─── Information supplied ───
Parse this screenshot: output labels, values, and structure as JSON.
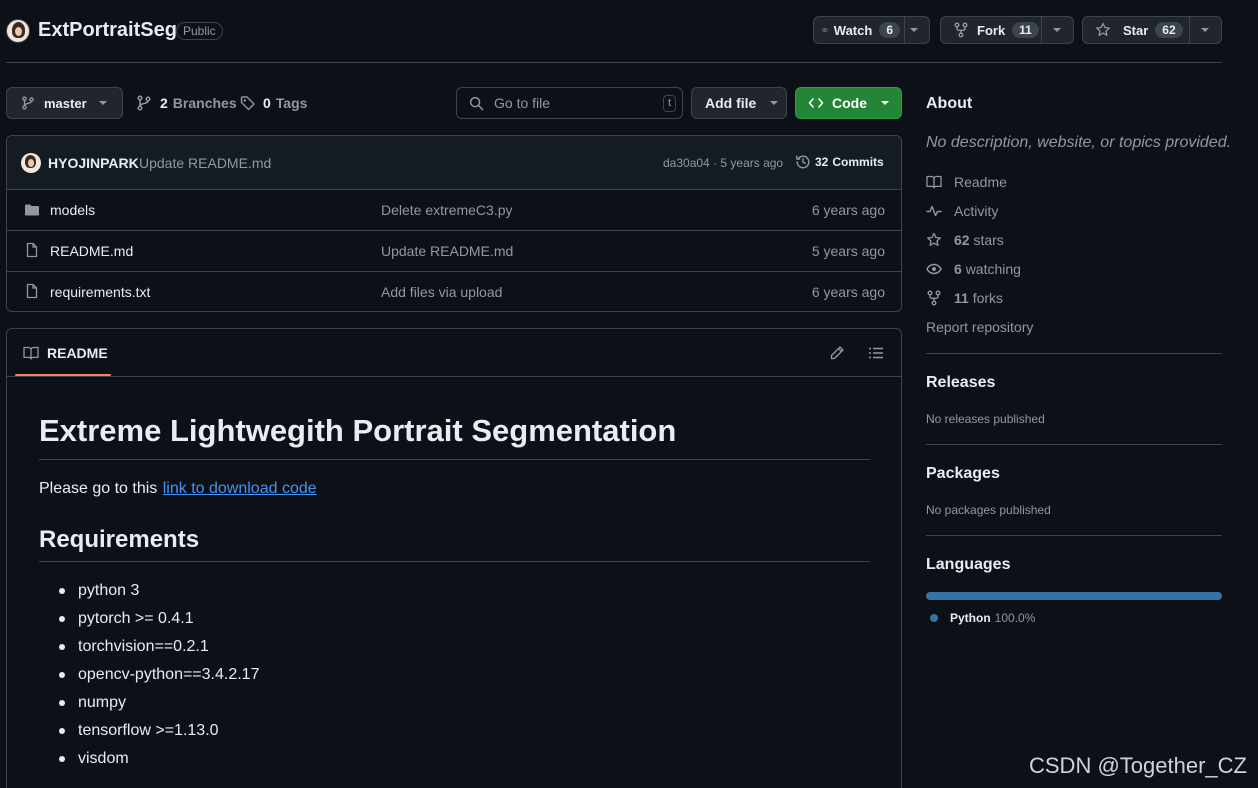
{
  "repo": {
    "name": "ExtPortraitSeg",
    "visibility": "Public"
  },
  "header_actions": {
    "watch_label": "Watch",
    "watch_count": "6",
    "fork_label": "Fork",
    "fork_count": "11",
    "star_label": "Star",
    "star_count": "62"
  },
  "toolbar": {
    "branch": "master",
    "branches_count": "2",
    "branches_label": "Branches",
    "tags_count": "0",
    "tags_label": "Tags",
    "goto_placeholder": "Go to file",
    "goto_shortcut": "t",
    "add_file_label": "Add file",
    "code_label": "Code"
  },
  "commit": {
    "author": "HYOJINPARK",
    "message": "Update README.md",
    "hash_time": "da30a04 · 5 years ago",
    "commits_count": "32",
    "commits_label": "Commits"
  },
  "files": [
    {
      "name": "models",
      "type": "folder",
      "message": "Delete extremeC3.py",
      "time": "6 years ago"
    },
    {
      "name": "README.md",
      "type": "file",
      "message": "Update README.md",
      "time": "5 years ago"
    },
    {
      "name": "requirements.txt",
      "type": "file",
      "message": "Add files via upload",
      "time": "6 years ago"
    }
  ],
  "readme": {
    "tab_label": "README",
    "title": "Extreme Lightwegith Portrait Segmentation",
    "intro_text": "Please go to this",
    "intro_link": "link to download code",
    "requirements_heading": "Requirements",
    "requirements": [
      "python 3",
      "pytorch >= 0.4.1",
      "torchvision==0.2.1",
      "opencv-python==3.4.2.17",
      "numpy",
      "tensorflow >=1.13.0",
      "visdom"
    ]
  },
  "about": {
    "heading": "About",
    "description": "No description, website, or topics provided.",
    "readme_label": "Readme",
    "activity_label": "Activity",
    "stars_count": "62",
    "stars_label": "stars",
    "watching_count": "6",
    "watching_label": "watching",
    "forks_count": "11",
    "forks_label": "forks",
    "report_label": "Report repository"
  },
  "releases": {
    "heading": "Releases",
    "text": "No releases published"
  },
  "packages": {
    "heading": "Packages",
    "text": "No packages published"
  },
  "languages": {
    "heading": "Languages",
    "items": [
      {
        "name": "Python",
        "percent": "100.0%",
        "color": "#3572A5"
      }
    ]
  },
  "watermark": "CSDN @Together_CZ",
  "colors": {
    "background": "#0d1117",
    "border": "#3d444d",
    "code_button": "#238636",
    "link": "#4493f8",
    "readme_tab_underline": "#f78166"
  }
}
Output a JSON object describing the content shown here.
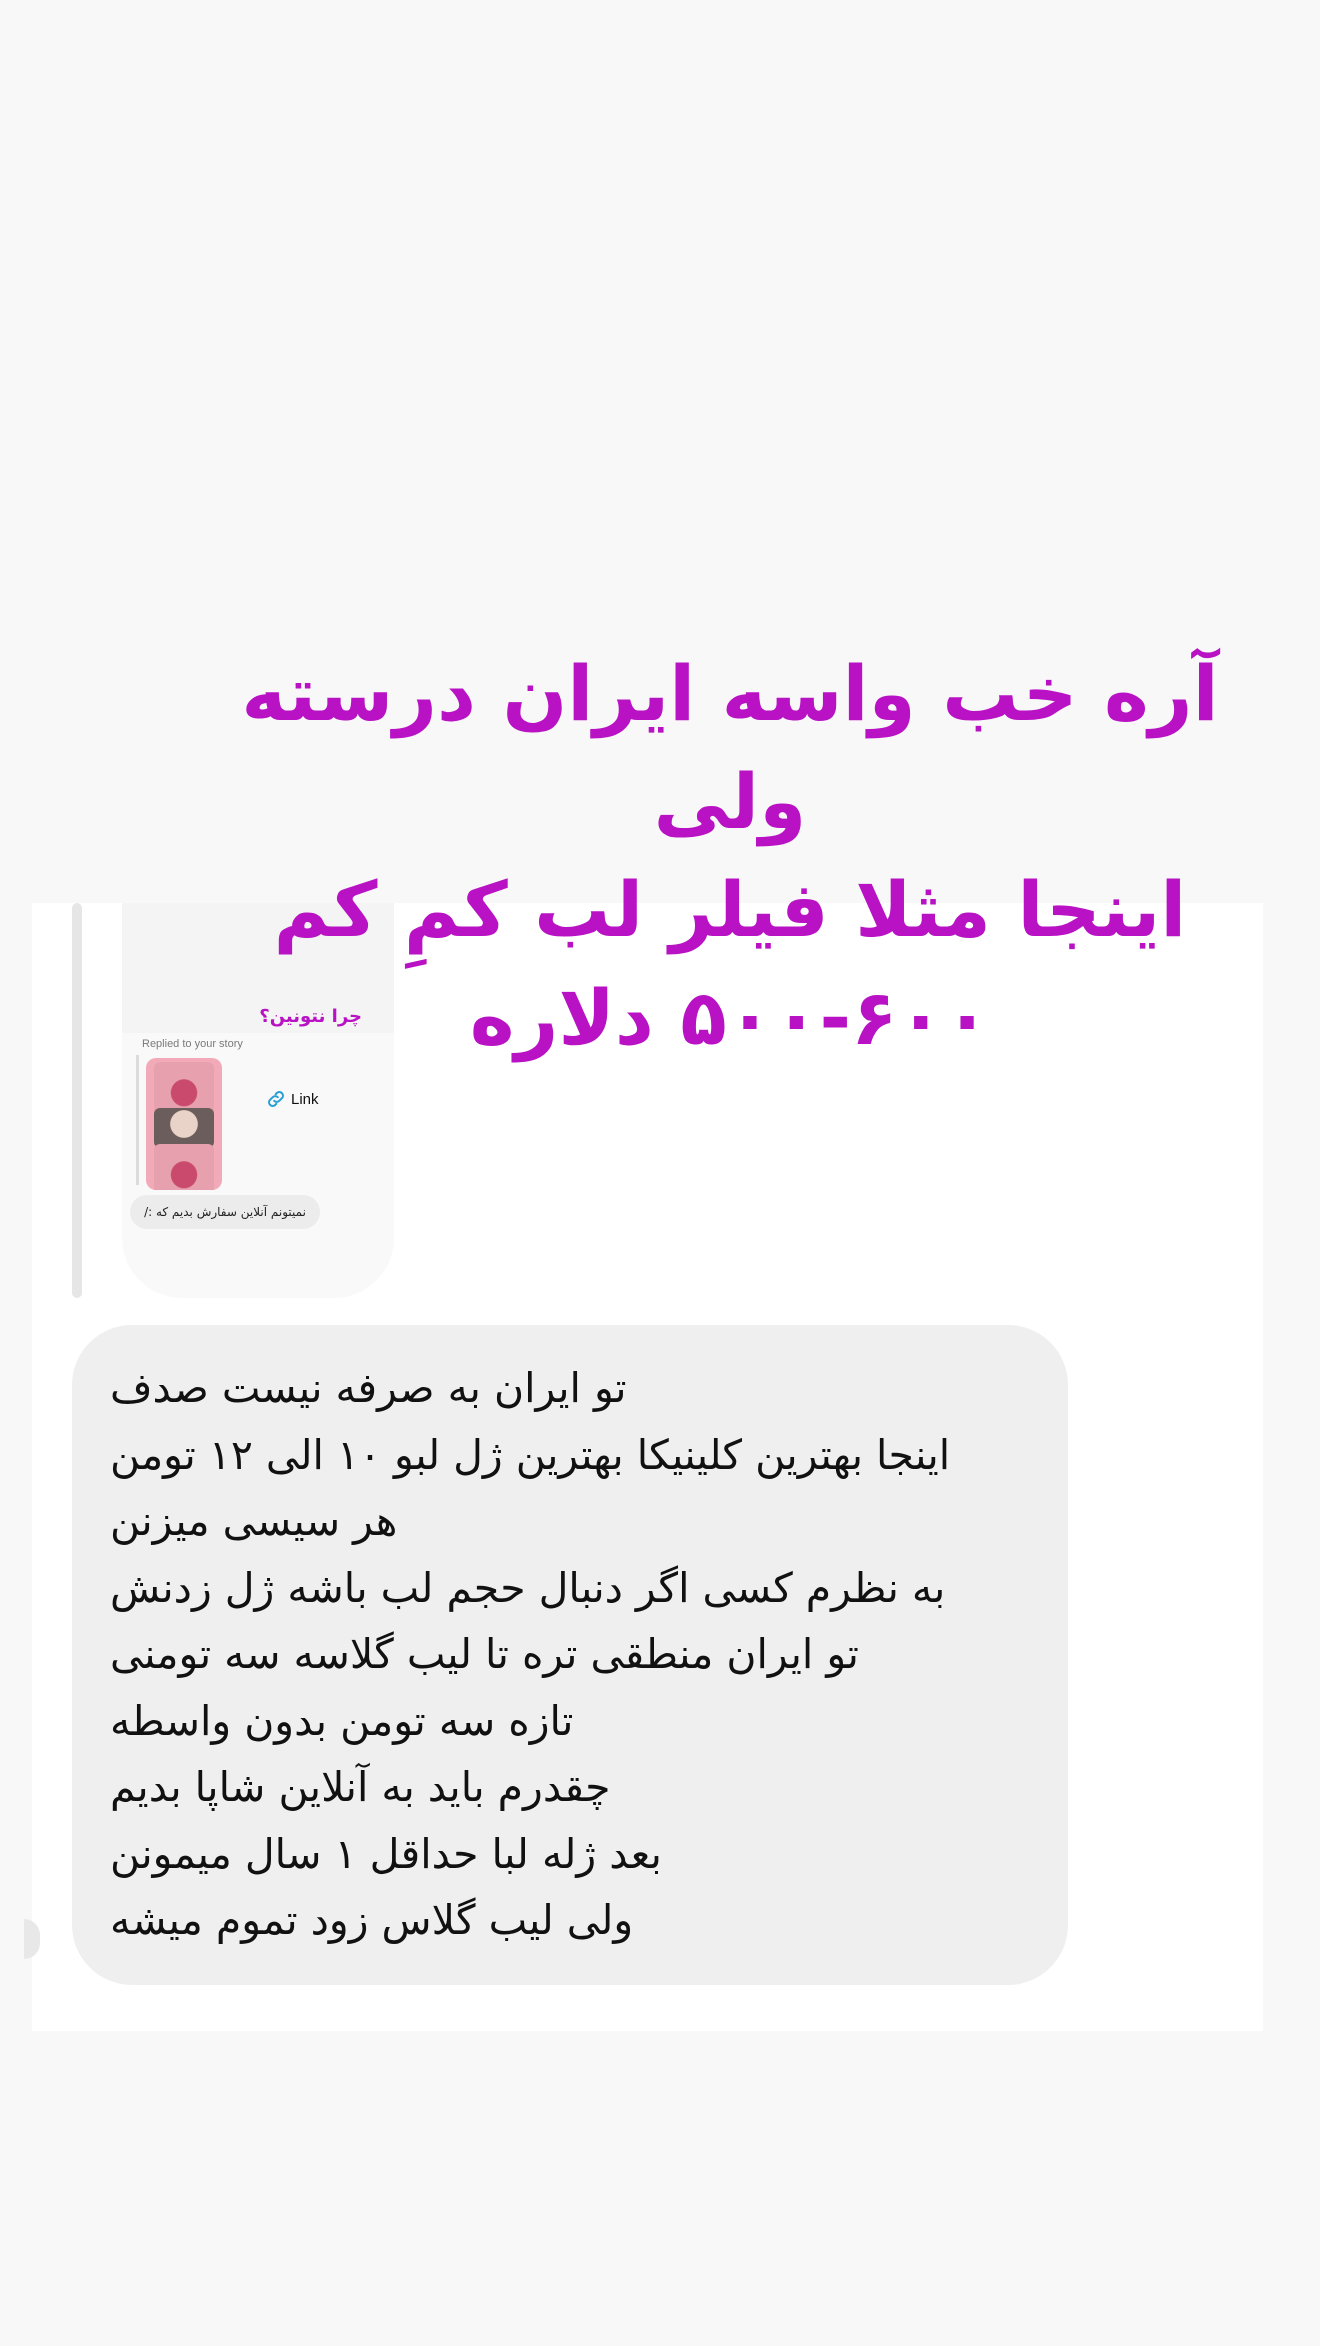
{
  "overlay_text": {
    "lines": [
      "آره خب واسه ایران درسته ولی",
      "اینجا مثلا فیلر لب کمِ کم",
      "۵۰۰-۶۰۰ دلاره"
    ]
  },
  "story_reply": {
    "story_caption": "چرا نتونین؟",
    "replied_label": "Replied to your story",
    "link_label": "Link",
    "reply_text": "نمیتونم آنلاین سفارش بدیم که :/"
  },
  "message": {
    "lines": [
      "تو ایران به صرفه نیست صدف",
      "اینجا بهترین کلینیکا بهترین ژل لبو ۱۰ الی ۱۲ تومن",
      "هر سیسی میزنن",
      "به نظرم کسی اگر دنبال حجم لب باشه ژل زدنش",
      "تو ایران منطقی تره تا لیب گلاسه سه تومنی",
      "تازه سه تومن بدون واسطه",
      "چقدرم باید به آنلاین شاپا بدیم",
      "بعد ژله لبا حداقل ۱ سال میمونن",
      "ولی لیب گلاس زود تموم میشه"
    ]
  },
  "colors": {
    "overlay_text": "#b812c4",
    "bubble_bg": "#efefef",
    "page_bg": "#f8f8f8",
    "link_icon": "#2a9fd6"
  },
  "icons": {
    "link": "link-icon"
  }
}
───
__Task description__
Quote the data above in full, leaving out the pictures it holds.

__Task answer__
Parse this screenshot: output labels, values, and structure as JSON.
{
  "repo": {
    "name": "ExtPortraitSeg",
    "visibility": "Public"
  },
  "header_actions": {
    "watch_label": "Watch",
    "watch_count": "6",
    "fork_label": "Fork",
    "fork_count": "11",
    "star_label": "Star",
    "star_count": "62"
  },
  "toolbar": {
    "branch": "master",
    "branches_count": "2",
    "branches_label": "Branches",
    "tags_count": "0",
    "tags_label": "Tags",
    "goto_placeholder": "Go to file",
    "goto_shortcut": "t",
    "add_file_label": "Add file",
    "code_label": "Code"
  },
  "commit": {
    "author": "HYOJINPARK",
    "message": "Update README.md",
    "hash_time": "da30a04 · 5 years ago",
    "commits_count": "32",
    "commits_label": "Commits"
  },
  "files": [
    {
      "name": "models",
      "type": "folder",
      "message": "Delete extremeC3.py",
      "time": "6 years ago"
    },
    {
      "name": "README.md",
      "type": "file",
      "message": "Update README.md",
      "time": "5 years ago"
    },
    {
      "name": "requirements.txt",
      "type": "file",
      "message": "Add files via upload",
      "time": "6 years ago"
    }
  ],
  "readme": {
    "tab_label": "README",
    "title": "Extreme Lightwegith Portrait Segmentation",
    "intro_text": "Please go to this",
    "intro_link": "link to download code",
    "requirements_heading": "Requirements",
    "requirements": [
      "python 3",
      "pytorch >= 0.4.1",
      "torchvision==0.2.1",
      "opencv-python==3.4.2.17",
      "numpy",
      "tensorflow >=1.13.0",
      "visdom"
    ]
  },
  "about": {
    "heading": "About",
    "description": "No description, website, or topics provided.",
    "readme_label": "Readme",
    "activity_label": "Activity",
    "stars_count": "62",
    "stars_label": "stars",
    "watching_count": "6",
    "watching_label": "watching",
    "forks_count": "11",
    "forks_label": "forks",
    "report_label": "Report repository"
  },
  "releases": {
    "heading": "Releases",
    "text": "No releases published"
  },
  "packages": {
    "heading": "Packages",
    "text": "No packages published"
  },
  "languages": {
    "heading": "Languages",
    "items": [
      {
        "name": "Python",
        "percent": "100.0%",
        "color": "#3572A5"
      }
    ]
  },
  "watermark": "CSDN @Together_CZ",
  "colors": {
    "background": "#0d1117",
    "border": "#3d444d",
    "code_button": "#238636",
    "link": "#4493f8",
    "readme_tab_underline": "#f78166"
  }
}
Output a JSON object describing the content shown here.
{
  "overlay_text": {
    "lines": [
      "آره خب واسه ایران درسته ولی",
      "اینجا مثلا فیلر لب کمِ کم",
      "۵۰۰-۶۰۰ دلاره"
    ]
  },
  "story_reply": {
    "story_caption": "چرا نتونین؟",
    "replied_label": "Replied to your story",
    "link_label": "Link",
    "reply_text": "نمیتونم آنلاین سفارش بدیم که :/"
  },
  "message": {
    "lines": [
      "تو ایران به صرفه نیست صدف",
      "اینجا بهترین کلینیکا بهترین ژل لبو ۱۰ الی ۱۲ تومن",
      "هر سیسی میزنن",
      "به نظرم کسی اگر دنبال حجم لب باشه ژل زدنش",
      "تو ایران منطقی تره تا لیب گلاسه سه تومنی",
      "تازه سه تومن بدون واسطه",
      "چقدرم باید به آنلاین شاپا بدیم",
      "بعد ژله لبا حداقل ۱ سال میمونن",
      "ولی لیب گلاس زود تموم میشه"
    ]
  },
  "colors": {
    "overlay_text": "#b812c4",
    "bubble_bg": "#efefef",
    "page_bg": "#f8f8f8",
    "link_icon": "#2a9fd6"
  },
  "icons": {
    "link": "link-icon"
  }
}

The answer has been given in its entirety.